> _To be done_: Work through the records below and tally every line containing "color". Reply with the total alone.
»»
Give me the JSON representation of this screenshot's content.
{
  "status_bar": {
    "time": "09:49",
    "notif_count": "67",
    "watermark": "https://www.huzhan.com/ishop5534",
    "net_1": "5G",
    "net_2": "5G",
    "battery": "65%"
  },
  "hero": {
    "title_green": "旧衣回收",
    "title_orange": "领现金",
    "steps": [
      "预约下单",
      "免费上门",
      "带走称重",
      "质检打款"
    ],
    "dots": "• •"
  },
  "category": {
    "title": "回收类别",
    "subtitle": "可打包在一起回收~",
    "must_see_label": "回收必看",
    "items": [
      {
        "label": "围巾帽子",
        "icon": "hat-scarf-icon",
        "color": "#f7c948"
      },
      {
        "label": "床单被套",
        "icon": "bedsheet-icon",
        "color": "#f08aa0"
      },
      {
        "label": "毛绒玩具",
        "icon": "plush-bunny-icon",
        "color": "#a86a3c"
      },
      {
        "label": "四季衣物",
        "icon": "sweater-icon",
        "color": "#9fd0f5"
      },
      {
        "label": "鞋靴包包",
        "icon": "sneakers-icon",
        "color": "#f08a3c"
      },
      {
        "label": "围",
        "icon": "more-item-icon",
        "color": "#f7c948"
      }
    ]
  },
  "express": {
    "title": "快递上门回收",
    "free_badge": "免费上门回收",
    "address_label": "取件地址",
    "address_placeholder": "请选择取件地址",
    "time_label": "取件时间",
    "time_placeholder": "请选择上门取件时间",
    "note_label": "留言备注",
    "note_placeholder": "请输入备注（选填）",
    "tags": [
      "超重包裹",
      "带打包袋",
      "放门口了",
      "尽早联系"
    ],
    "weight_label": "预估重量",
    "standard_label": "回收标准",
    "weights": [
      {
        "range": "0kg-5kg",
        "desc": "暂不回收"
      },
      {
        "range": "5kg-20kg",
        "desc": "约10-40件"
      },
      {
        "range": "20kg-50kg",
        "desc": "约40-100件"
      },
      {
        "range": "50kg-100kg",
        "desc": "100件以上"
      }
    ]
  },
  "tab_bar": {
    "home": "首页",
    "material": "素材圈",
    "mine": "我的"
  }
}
««
> _Result of the exercise_: 6